**Provided data:**
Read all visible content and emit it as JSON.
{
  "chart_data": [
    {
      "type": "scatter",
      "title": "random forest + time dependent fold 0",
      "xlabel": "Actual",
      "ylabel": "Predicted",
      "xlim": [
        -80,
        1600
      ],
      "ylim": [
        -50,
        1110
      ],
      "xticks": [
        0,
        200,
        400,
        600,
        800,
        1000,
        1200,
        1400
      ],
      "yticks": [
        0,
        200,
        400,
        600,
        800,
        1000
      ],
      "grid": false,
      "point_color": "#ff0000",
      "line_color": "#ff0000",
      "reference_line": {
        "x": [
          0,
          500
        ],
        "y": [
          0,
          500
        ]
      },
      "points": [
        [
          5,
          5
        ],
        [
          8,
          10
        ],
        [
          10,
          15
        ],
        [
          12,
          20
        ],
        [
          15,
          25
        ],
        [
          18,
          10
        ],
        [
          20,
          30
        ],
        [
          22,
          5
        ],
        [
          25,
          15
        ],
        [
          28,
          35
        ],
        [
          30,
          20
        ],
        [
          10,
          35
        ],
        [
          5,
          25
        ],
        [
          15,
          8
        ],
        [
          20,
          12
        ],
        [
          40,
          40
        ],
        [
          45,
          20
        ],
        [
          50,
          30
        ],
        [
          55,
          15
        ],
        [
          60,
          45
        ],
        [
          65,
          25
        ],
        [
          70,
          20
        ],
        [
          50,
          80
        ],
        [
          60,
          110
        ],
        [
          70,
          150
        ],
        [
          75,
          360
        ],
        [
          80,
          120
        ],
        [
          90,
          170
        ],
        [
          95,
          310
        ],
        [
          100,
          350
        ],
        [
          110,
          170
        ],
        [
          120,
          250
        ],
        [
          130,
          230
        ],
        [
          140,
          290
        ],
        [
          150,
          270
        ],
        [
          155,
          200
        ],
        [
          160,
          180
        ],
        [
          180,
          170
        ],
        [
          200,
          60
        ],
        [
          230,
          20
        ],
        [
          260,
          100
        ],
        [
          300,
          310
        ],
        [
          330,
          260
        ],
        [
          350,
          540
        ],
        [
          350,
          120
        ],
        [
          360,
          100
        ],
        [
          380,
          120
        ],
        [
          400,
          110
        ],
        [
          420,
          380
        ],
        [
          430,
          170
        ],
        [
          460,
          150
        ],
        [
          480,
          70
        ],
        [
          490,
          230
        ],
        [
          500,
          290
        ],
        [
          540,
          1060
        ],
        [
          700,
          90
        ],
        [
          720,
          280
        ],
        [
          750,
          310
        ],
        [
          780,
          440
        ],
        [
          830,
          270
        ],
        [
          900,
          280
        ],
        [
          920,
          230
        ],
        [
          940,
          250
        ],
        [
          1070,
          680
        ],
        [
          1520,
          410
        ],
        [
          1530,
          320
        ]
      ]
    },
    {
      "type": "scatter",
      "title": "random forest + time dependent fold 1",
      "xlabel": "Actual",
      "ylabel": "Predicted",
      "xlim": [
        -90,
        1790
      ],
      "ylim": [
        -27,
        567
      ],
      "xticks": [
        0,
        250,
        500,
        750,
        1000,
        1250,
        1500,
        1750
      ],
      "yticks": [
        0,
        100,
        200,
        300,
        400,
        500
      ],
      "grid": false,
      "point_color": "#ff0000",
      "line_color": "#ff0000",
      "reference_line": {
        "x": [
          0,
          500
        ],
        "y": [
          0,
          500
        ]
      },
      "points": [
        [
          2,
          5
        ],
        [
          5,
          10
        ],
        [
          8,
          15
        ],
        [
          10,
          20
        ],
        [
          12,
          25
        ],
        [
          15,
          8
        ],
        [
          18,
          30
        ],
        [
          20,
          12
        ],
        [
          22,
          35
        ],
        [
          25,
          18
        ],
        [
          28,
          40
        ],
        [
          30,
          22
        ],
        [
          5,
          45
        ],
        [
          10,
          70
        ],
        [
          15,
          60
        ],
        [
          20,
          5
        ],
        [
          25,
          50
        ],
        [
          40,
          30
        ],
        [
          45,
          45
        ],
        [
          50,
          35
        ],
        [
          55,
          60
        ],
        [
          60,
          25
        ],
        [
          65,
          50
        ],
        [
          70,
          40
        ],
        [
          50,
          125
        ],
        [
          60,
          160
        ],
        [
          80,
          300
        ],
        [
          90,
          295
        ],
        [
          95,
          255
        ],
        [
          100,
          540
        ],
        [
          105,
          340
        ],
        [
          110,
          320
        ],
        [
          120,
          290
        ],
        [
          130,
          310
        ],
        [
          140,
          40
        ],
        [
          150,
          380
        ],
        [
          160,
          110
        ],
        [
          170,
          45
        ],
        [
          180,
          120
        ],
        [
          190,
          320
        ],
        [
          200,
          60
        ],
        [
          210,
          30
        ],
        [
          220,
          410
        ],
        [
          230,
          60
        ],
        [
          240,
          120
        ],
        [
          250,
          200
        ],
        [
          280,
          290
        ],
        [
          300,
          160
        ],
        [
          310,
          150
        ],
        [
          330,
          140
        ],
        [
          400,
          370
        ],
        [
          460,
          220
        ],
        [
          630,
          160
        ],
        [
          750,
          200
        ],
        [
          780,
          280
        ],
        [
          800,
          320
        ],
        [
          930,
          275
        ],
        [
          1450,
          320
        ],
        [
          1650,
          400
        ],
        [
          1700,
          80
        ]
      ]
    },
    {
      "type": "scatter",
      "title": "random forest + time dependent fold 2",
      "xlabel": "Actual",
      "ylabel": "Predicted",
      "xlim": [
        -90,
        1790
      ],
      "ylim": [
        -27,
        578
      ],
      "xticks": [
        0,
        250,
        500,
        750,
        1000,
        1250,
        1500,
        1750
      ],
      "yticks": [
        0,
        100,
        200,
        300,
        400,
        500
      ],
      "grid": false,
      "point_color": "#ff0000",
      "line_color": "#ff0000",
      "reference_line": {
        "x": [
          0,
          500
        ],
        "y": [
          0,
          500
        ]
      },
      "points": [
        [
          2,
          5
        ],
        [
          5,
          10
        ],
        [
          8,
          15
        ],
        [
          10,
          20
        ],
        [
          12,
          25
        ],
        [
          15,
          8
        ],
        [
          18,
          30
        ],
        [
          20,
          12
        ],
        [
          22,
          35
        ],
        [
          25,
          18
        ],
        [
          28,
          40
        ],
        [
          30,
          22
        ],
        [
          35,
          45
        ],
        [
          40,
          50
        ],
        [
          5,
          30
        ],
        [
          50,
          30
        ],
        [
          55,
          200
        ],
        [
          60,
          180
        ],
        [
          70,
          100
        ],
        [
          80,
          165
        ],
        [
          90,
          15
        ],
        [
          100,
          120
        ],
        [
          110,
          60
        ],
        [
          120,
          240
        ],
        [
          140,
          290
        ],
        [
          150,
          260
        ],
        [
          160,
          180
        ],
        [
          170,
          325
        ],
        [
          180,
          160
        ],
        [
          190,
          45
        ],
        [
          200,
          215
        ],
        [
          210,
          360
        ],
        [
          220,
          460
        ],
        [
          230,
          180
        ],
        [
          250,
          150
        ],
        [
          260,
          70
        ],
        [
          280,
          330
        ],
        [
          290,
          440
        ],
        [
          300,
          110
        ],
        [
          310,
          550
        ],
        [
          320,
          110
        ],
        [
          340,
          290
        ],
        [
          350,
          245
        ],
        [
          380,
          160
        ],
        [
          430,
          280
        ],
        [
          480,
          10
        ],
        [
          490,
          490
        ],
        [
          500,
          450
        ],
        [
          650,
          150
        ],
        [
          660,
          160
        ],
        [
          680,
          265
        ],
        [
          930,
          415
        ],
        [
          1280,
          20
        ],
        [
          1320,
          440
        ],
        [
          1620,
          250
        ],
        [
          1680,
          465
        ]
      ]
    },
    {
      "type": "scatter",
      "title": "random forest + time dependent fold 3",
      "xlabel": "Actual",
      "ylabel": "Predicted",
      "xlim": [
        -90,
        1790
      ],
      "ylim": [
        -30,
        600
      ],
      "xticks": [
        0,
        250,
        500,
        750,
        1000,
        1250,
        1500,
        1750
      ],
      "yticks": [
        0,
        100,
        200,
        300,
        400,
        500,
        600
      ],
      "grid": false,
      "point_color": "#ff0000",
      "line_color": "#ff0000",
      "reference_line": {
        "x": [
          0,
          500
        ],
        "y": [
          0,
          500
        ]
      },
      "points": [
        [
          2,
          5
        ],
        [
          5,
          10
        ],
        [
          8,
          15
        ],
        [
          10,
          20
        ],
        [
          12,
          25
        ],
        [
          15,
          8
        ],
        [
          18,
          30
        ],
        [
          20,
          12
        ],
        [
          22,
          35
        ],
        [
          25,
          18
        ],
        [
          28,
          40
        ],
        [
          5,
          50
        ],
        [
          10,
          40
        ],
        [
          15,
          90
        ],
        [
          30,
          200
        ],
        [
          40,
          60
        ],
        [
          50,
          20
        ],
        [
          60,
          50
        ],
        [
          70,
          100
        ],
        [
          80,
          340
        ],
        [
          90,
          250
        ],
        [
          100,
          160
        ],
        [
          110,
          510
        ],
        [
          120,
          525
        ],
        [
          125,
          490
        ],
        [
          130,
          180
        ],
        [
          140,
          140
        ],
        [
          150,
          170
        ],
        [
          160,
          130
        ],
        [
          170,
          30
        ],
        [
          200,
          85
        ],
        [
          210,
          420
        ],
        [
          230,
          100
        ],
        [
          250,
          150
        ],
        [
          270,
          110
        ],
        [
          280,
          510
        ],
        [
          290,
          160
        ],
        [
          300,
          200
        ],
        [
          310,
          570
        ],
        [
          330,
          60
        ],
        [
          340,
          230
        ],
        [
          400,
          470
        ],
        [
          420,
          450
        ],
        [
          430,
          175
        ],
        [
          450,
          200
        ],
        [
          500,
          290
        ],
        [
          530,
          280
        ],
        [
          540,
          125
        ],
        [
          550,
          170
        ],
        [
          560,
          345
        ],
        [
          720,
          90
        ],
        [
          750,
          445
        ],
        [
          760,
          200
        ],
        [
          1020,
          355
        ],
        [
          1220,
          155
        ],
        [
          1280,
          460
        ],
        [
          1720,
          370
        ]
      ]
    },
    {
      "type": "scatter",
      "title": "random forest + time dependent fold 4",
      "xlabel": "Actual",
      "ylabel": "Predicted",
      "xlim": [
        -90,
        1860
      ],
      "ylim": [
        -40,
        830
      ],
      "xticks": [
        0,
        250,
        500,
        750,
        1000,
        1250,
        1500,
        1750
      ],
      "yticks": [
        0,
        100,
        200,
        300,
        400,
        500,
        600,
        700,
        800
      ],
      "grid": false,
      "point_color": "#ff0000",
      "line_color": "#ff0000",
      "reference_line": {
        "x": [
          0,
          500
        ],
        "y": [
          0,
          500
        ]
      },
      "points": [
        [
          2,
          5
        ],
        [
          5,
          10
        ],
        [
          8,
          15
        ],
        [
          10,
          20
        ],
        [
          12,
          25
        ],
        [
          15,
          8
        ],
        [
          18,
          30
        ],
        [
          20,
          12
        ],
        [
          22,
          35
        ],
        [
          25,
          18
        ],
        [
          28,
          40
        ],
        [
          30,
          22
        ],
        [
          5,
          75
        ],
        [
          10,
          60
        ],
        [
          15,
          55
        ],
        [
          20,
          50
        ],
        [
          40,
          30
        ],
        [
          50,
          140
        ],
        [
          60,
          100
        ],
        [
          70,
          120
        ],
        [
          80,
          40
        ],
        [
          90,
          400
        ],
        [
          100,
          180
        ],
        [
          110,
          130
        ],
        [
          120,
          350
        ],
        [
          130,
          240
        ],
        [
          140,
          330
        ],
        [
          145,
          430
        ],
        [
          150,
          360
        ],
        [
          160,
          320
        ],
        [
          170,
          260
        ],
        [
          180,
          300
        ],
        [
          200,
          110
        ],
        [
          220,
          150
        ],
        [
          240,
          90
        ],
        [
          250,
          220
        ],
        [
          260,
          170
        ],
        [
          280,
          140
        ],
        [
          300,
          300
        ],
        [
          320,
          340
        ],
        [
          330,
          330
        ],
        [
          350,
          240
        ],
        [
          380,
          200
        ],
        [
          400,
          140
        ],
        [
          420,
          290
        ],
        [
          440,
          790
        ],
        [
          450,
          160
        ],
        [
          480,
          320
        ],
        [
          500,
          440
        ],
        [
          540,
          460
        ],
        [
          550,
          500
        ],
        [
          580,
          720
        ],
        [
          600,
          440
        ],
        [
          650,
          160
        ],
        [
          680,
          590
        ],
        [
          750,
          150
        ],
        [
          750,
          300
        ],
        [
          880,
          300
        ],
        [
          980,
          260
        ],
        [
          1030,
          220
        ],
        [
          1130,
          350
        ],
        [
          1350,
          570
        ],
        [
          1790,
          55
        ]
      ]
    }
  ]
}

**Task objective:**
Report how many lines in the records hold the word "time", giving the number and nothing else.

**Answer to this exercise:**
5